+++ Provided data +++
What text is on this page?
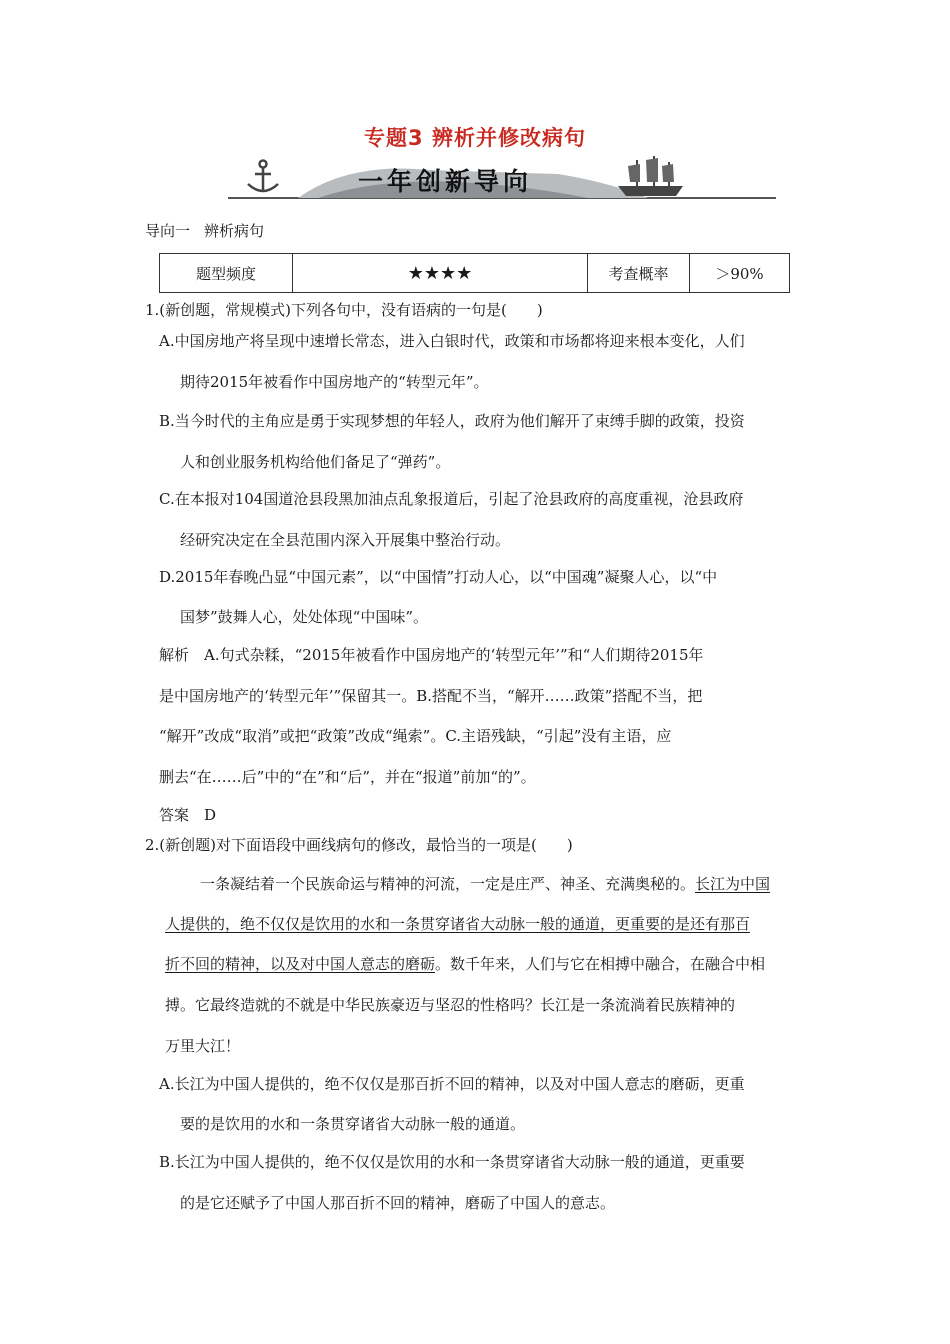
专题3 辨析并修改病句
一年创新导向
导向一 辨析病句
题型频度	★★★★	考查概率	＞90%
1.(新创题，常规模式)下列各句中，没有语病的一句是(　　)
A.中国房地产将呈现中速增长常态，进入白银时代，政策和市场都将迎来根本变化，人们
期待2015年被看作中国房地产的“转型元年”。
B.当今时代的主角应是勇于实现梦想的年轻人，政府为他们解开了束缚手脚的政策，投资
人和创业服务机构给他们备足了“弹药”。
C.在本报对104国道沧县段黑加油点乱象报道后，引起了沧县政府的高度重视，沧县政府
经研究决定在全县范围内深入开展集中整治行动。
D.2015年春晚凸显“中国元素”，以“中国情”打动人心，以“中国魂”凝聚人心，以“中
国梦”鼓舞人心，处处体现“中国味”。
解析　A.句式杂糅，“2015年被看作中国房地产的‘转型元年’”和“人们期待2015年
是中国房地产的‘转型元年’”保留其一。B.搭配不当，“解开……政策”搭配不当，把
“解开”改成“取消”或把“政策”改成“绳索”。C.主语残缺，“引起”没有主语，应
删去“在……后”中的“在”和“后”，并在“报道”前加“的”。
答案　D
2.(新创题)对下面语段中画线病句的修改，最恰当的一项是(　　)
一条凝结着一个民族命运与精神的河流，一定是庄严、神圣、充满奥秘的。长江为中国
人提供的，绝不仅仅是饮用的水和一条贯穿诸省大动脉一般的通道，更重要的是还有那百
折不回的精神，以及对中国人意志的磨砺。数千年来，人们与它在相搏中融合，在融合中相
搏。它最终造就的不就是中华民族豪迈与坚忍的性格吗？长江是一条流淌着民族精神的
万里大江！
A.长江为中国人提供的，绝不仅仅是那百折不回的精神，以及对中国人意志的磨砺，更重
要的是饮用的水和一条贯穿诸省大动脉一般的通道。
B.长江为中国人提供的，绝不仅仅是饮用的水和一条贯穿诸省大动脉一般的通道，更重要
的是它还赋予了中国人那百折不回的精神，磨砺了中国人的意志。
+++
**What the exercise asks**
Copy out the data above exactly, except the pictures.

**Result of the task**
What text is on this page?
专题3 辨析并修改病句
一年创新导向
导向一 辨析病句
题型频度	★★★★	考查概率	＞90%
1.(新创题，常规模式)下列各句中，没有语病的一句是(　　)
A.中国房地产将呈现中速增长常态，进入白银时代，政策和市场都将迎来根本变化，人们
期待2015年被看作中国房地产的“转型元年”。
B.当今时代的主角应是勇于实现梦想的年轻人，政府为他们解开了束缚手脚的政策，投资
人和创业服务机构给他们备足了“弹药”。
C.在本报对104国道沧县段黑加油点乱象报道后，引起了沧县政府的高度重视，沧县政府
经研究决定在全县范围内深入开展集中整治行动。
D.2015年春晚凸显“中国元素”，以“中国情”打动人心，以“中国魂”凝聚人心，以“中
国梦”鼓舞人心，处处体现“中国味”。
解析　A.句式杂糅，“2015年被看作中国房地产的‘转型元年’”和“人们期待2015年
是中国房地产的‘转型元年’”保留其一。B.搭配不当，“解开……政策”搭配不当，把
“解开”改成“取消”或把“政策”改成“绳索”。C.主语残缺，“引起”没有主语，应
删去“在……后”中的“在”和“后”，并在“报道”前加“的”。
答案　D
2.(新创题)对下面语段中画线病句的修改，最恰当的一项是(　　)
一条凝结着一个民族命运与精神的河流，一定是庄严、神圣、充满奥秘的。长江为中国
人提供的，绝不仅仅是饮用的水和一条贯穿诸省大动脉一般的通道，更重要的是还有那百
折不回的精神，以及对中国人意志的磨砺。数千年来，人们与它在相搏中融合，在融合中相
搏。它最终造就的不就是中华民族豪迈与坚忍的性格吗？长江是一条流淌着民族精神的
万里大江！
A.长江为中国人提供的，绝不仅仅是那百折不回的精神，以及对中国人意志的磨砺，更重
要的是饮用的水和一条贯穿诸省大动脉一般的通道。
B.长江为中国人提供的，绝不仅仅是饮用的水和一条贯穿诸省大动脉一般的通道，更重要
的是它还赋予了中国人那百折不回的精神，磨砺了中国人的意志。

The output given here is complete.